_To do:_ Output every record below exactly as it appears.

Begin

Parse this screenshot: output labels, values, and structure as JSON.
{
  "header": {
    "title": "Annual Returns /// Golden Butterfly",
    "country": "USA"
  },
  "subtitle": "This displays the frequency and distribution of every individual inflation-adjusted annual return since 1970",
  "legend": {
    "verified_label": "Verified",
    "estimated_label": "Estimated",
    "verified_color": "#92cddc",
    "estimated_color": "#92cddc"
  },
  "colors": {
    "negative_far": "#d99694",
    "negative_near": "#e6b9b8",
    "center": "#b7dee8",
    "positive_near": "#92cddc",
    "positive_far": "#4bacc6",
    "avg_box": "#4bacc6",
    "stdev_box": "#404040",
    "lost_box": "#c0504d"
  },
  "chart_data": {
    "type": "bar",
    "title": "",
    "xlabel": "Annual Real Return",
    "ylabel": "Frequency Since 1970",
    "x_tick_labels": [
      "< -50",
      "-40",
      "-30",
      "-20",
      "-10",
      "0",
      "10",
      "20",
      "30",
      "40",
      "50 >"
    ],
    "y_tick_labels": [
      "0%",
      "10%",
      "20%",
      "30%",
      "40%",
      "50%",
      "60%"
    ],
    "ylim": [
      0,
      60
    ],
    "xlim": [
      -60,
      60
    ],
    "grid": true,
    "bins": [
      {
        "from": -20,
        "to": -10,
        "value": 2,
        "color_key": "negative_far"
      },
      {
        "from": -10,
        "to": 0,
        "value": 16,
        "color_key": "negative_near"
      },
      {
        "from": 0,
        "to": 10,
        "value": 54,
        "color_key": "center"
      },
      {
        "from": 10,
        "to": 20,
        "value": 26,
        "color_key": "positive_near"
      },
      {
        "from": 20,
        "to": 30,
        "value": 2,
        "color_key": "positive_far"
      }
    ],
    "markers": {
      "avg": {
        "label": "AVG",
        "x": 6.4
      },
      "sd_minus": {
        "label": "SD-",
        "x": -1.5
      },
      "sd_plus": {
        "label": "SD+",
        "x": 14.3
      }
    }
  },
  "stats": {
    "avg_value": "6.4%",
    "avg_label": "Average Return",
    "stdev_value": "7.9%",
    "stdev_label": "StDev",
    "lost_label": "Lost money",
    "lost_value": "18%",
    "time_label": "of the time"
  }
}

End

_Result for this task:_
Parse this screenshot: output labels, values, and structure as JSON.
{
  "header": {
    "title": "Annual Returns /// Golden Butterfly",
    "country": "USA"
  },
  "subtitle": "This displays the frequency and distribution of every individual inflation-adjusted annual return since 1970",
  "legend": {
    "verified_label": "Verified",
    "estimated_label": "Estimated",
    "verified_color": "#92cddc",
    "estimated_color": "#92cddc"
  },
  "colors": {
    "negative_far": "#d99694",
    "negative_near": "#e6b9b8",
    "center": "#b7dee8",
    "positive_near": "#92cddc",
    "positive_far": "#4bacc6",
    "avg_box": "#4bacc6",
    "stdev_box": "#404040",
    "lost_box": "#c0504d"
  },
  "chart_data": {
    "type": "bar",
    "title": "",
    "xlabel": "Annual Real Return",
    "ylabel": "Frequency Since 1970",
    "x_tick_labels": [
      "< -50",
      "-40",
      "-30",
      "-20",
      "-10",
      "0",
      "10",
      "20",
      "30",
      "40",
      "50 >"
    ],
    "y_tick_labels": [
      "0%",
      "10%",
      "20%",
      "30%",
      "40%",
      "50%",
      "60%"
    ],
    "ylim": [
      0,
      60
    ],
    "xlim": [
      -60,
      60
    ],
    "grid": true,
    "bins": [
      {
        "from": -20,
        "to": -10,
        "value": 2,
        "color_key": "negative_far"
      },
      {
        "from": -10,
        "to": 0,
        "value": 16,
        "color_key": "negative_near"
      },
      {
        "from": 0,
        "to": 10,
        "value": 54,
        "color_key": "center"
      },
      {
        "from": 10,
        "to": 20,
        "value": 26,
        "color_key": "positive_near"
      },
      {
        "from": 20,
        "to": 30,
        "value": 2,
        "color_key": "positive_far"
      }
    ],
    "markers": {
      "avg": {
        "label": "AVG",
        "x": 6.4
      },
      "sd_minus": {
        "label": "SD-",
        "x": -1.5
      },
      "sd_plus": {
        "label": "SD+",
        "x": 14.3
      }
    }
  },
  "stats": {
    "avg_value": "6.4%",
    "avg_label": "Average Return",
    "stdev_value": "7.9%",
    "stdev_label": "StDev",
    "lost_label": "Lost money",
    "lost_value": "18%",
    "time_label": "of the time"
  }
}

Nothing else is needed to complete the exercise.